# Goal
Images are excluded; otherwise, output every record exactly.

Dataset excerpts

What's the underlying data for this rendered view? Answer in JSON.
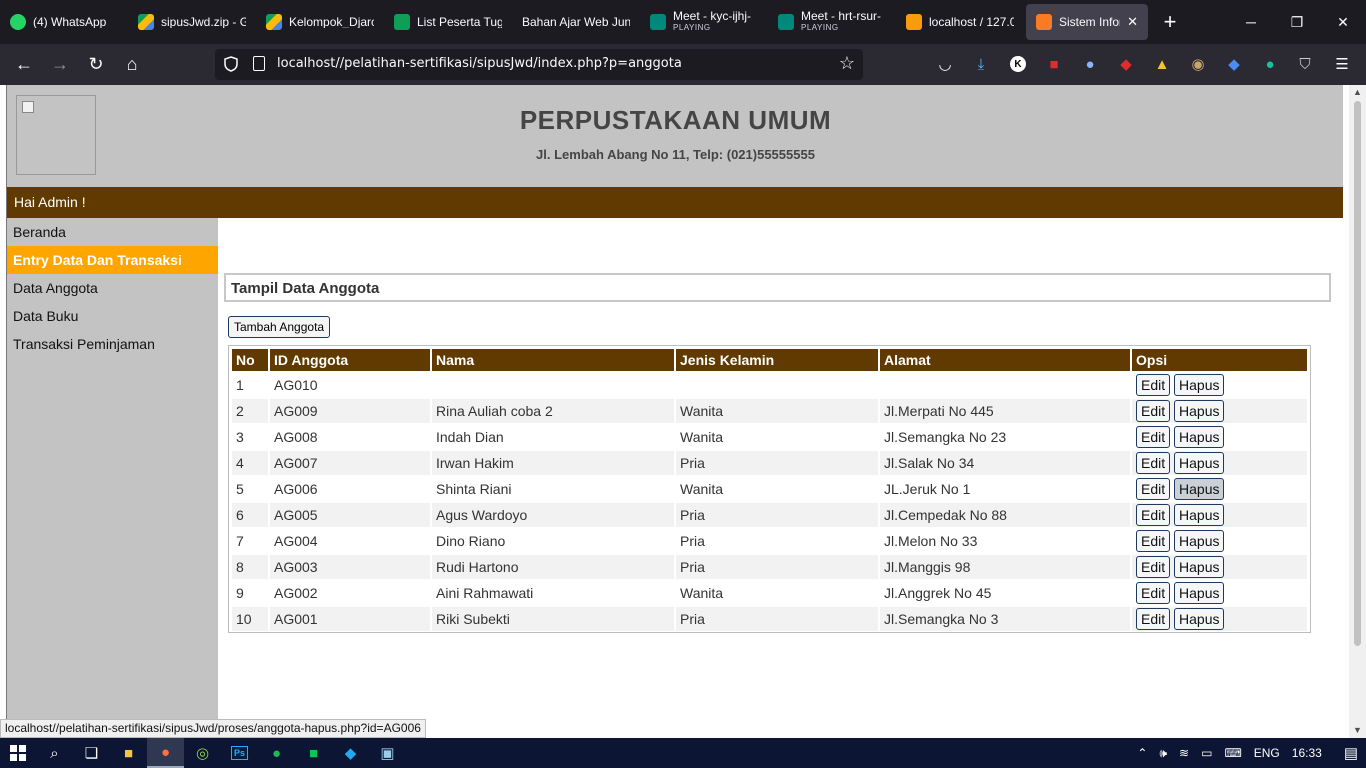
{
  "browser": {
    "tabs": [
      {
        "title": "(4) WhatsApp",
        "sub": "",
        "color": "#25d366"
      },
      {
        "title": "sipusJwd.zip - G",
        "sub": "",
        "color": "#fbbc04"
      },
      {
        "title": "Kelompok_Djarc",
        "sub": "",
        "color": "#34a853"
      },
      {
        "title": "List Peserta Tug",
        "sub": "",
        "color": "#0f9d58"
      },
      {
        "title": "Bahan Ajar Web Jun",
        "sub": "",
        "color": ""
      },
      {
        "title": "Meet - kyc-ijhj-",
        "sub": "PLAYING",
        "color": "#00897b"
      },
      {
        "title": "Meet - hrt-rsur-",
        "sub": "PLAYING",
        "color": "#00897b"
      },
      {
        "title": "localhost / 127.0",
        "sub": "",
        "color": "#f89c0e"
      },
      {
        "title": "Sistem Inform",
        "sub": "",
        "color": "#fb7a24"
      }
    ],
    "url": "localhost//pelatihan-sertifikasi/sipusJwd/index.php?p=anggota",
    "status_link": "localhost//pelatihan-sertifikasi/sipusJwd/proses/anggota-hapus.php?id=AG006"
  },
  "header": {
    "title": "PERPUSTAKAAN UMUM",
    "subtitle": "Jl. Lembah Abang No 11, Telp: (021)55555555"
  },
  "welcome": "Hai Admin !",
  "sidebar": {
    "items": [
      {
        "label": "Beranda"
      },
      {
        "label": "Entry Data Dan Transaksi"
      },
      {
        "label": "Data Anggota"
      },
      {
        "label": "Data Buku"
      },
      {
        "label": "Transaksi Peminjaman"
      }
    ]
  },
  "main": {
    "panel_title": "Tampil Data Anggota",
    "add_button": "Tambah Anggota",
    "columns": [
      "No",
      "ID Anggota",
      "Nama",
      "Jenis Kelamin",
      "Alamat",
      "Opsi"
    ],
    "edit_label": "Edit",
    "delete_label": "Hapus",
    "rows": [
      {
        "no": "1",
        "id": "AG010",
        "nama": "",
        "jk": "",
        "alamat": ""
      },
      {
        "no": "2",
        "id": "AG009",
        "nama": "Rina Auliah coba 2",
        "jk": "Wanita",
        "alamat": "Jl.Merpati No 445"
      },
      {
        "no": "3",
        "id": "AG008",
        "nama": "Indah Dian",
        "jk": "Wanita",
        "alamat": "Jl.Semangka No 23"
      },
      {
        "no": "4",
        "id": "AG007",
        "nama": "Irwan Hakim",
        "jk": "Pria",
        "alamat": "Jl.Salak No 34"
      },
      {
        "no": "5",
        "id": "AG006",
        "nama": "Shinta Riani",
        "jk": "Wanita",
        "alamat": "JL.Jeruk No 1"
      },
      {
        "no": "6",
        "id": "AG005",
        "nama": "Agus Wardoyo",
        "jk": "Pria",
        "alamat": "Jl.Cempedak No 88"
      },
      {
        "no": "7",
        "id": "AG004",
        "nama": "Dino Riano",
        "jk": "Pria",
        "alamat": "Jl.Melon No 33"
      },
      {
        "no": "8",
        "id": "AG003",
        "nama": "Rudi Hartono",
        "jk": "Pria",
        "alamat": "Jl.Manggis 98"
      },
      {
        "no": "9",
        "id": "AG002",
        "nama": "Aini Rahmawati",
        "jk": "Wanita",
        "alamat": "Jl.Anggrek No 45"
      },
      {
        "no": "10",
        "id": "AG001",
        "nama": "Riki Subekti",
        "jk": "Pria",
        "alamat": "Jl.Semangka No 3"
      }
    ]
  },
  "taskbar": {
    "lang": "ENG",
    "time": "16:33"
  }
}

# Result of this task
What's the underlying data for this rendered view? Answer in JSON.
{
  "browser": {
    "tabs": [
      {
        "title": "(4) WhatsApp",
        "sub": "",
        "color": "#25d366"
      },
      {
        "title": "sipusJwd.zip - G",
        "sub": "",
        "color": "#fbbc04"
      },
      {
        "title": "Kelompok_Djarc",
        "sub": "",
        "color": "#34a853"
      },
      {
        "title": "List Peserta Tug",
        "sub": "",
        "color": "#0f9d58"
      },
      {
        "title": "Bahan Ajar Web Jun",
        "sub": "",
        "color": ""
      },
      {
        "title": "Meet - kyc-ijhj-",
        "sub": "PLAYING",
        "color": "#00897b"
      },
      {
        "title": "Meet - hrt-rsur-",
        "sub": "PLAYING",
        "color": "#00897b"
      },
      {
        "title": "localhost / 127.0",
        "sub": "",
        "color": "#f89c0e"
      },
      {
        "title": "Sistem Inform",
        "sub": "",
        "color": "#fb7a24"
      }
    ],
    "url": "localhost//pelatihan-sertifikasi/sipusJwd/index.php?p=anggota",
    "status_link": "localhost//pelatihan-sertifikasi/sipusJwd/proses/anggota-hapus.php?id=AG006"
  },
  "header": {
    "title": "PERPUSTAKAAN UMUM",
    "subtitle": "Jl. Lembah Abang No 11, Telp: (021)55555555"
  },
  "welcome": "Hai Admin !",
  "sidebar": {
    "items": [
      {
        "label": "Beranda"
      },
      {
        "label": "Entry Data Dan Transaksi"
      },
      {
        "label": "Data Anggota"
      },
      {
        "label": "Data Buku"
      },
      {
        "label": "Transaksi Peminjaman"
      }
    ]
  },
  "main": {
    "panel_title": "Tampil Data Anggota",
    "add_button": "Tambah Anggota",
    "columns": [
      "No",
      "ID Anggota",
      "Nama",
      "Jenis Kelamin",
      "Alamat",
      "Opsi"
    ],
    "edit_label": "Edit",
    "delete_label": "Hapus",
    "rows": [
      {
        "no": "1",
        "id": "AG010",
        "nama": "",
        "jk": "",
        "alamat": ""
      },
      {
        "no": "2",
        "id": "AG009",
        "nama": "Rina Auliah coba 2",
        "jk": "Wanita",
        "alamat": "Jl.Merpati No 445"
      },
      {
        "no": "3",
        "id": "AG008",
        "nama": "Indah Dian",
        "jk": "Wanita",
        "alamat": "Jl.Semangka No 23"
      },
      {
        "no": "4",
        "id": "AG007",
        "nama": "Irwan Hakim",
        "jk": "Pria",
        "alamat": "Jl.Salak No 34"
      },
      {
        "no": "5",
        "id": "AG006",
        "nama": "Shinta Riani",
        "jk": "Wanita",
        "alamat": "JL.Jeruk No 1"
      },
      {
        "no": "6",
        "id": "AG005",
        "nama": "Agus Wardoyo",
        "jk": "Pria",
        "alamat": "Jl.Cempedak No 88"
      },
      {
        "no": "7",
        "id": "AG004",
        "nama": "Dino Riano",
        "jk": "Pria",
        "alamat": "Jl.Melon No 33"
      },
      {
        "no": "8",
        "id": "AG003",
        "nama": "Rudi Hartono",
        "jk": "Pria",
        "alamat": "Jl.Manggis 98"
      },
      {
        "no": "9",
        "id": "AG002",
        "nama": "Aini Rahmawati",
        "jk": "Wanita",
        "alamat": "Jl.Anggrek No 45"
      },
      {
        "no": "10",
        "id": "AG001",
        "nama": "Riki Subekti",
        "jk": "Pria",
        "alamat": "Jl.Semangka No 3"
      }
    ]
  },
  "taskbar": {
    "lang": "ENG",
    "time": "16:33"
  }
}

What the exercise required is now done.